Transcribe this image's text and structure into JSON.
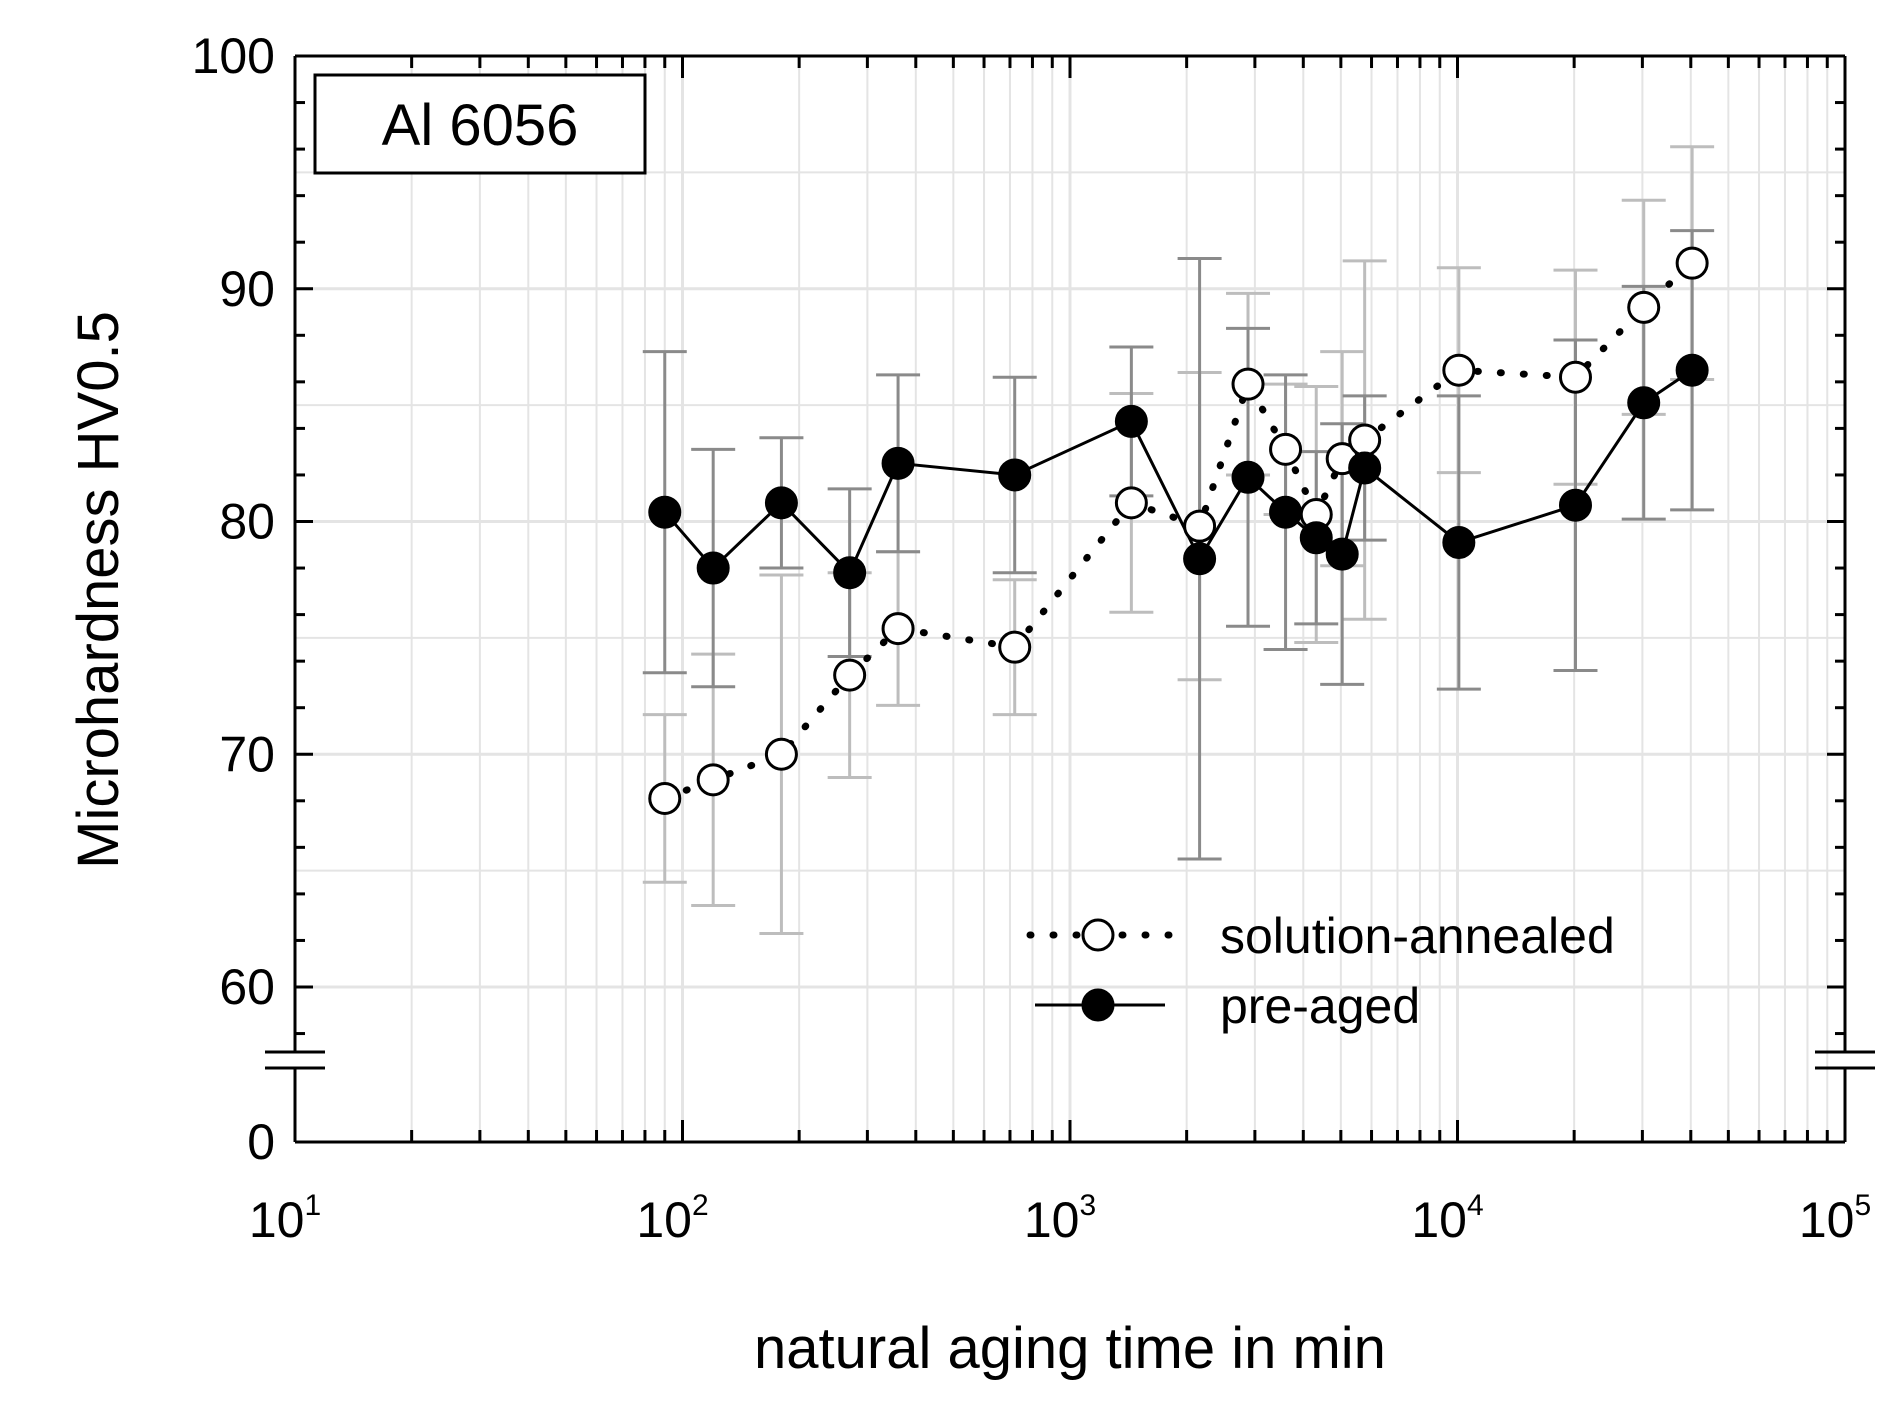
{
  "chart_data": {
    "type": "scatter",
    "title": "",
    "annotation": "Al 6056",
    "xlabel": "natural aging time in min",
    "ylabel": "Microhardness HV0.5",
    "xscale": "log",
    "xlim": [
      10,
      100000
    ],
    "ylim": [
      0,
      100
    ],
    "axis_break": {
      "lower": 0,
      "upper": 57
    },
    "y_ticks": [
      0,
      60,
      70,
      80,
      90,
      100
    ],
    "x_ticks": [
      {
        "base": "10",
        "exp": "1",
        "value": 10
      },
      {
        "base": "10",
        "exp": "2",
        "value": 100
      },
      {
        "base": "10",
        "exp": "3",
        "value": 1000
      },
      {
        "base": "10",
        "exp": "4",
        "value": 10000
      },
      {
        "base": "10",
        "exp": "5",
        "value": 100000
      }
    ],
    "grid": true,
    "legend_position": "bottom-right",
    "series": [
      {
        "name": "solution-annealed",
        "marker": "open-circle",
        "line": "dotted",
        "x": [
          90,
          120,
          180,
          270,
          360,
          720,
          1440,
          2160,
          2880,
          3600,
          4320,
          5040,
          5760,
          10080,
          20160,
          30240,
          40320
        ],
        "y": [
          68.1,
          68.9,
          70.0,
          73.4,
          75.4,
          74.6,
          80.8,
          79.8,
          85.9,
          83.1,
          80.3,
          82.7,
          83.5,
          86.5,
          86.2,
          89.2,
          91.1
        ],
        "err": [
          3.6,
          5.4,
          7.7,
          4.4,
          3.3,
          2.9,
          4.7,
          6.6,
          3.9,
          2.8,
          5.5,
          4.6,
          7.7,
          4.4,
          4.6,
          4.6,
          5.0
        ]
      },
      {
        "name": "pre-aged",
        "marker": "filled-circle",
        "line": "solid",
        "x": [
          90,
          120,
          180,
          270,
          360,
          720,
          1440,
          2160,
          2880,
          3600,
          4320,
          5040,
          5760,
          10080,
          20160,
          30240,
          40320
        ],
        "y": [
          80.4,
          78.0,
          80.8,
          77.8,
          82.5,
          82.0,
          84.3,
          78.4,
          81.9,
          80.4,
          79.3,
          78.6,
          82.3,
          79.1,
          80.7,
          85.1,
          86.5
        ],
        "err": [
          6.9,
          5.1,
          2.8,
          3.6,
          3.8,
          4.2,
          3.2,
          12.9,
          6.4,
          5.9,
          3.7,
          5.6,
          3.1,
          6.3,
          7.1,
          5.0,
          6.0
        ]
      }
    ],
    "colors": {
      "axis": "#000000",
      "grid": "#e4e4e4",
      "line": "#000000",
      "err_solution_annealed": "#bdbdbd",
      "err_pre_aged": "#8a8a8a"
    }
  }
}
^^^^^^^^
- TO BE DONE:
Which lines hold the word "name"? Copy every one of them.

- RESULT OF THE EXERCISE:
        "name": "solution-annealed",
        "name": "pre-aged",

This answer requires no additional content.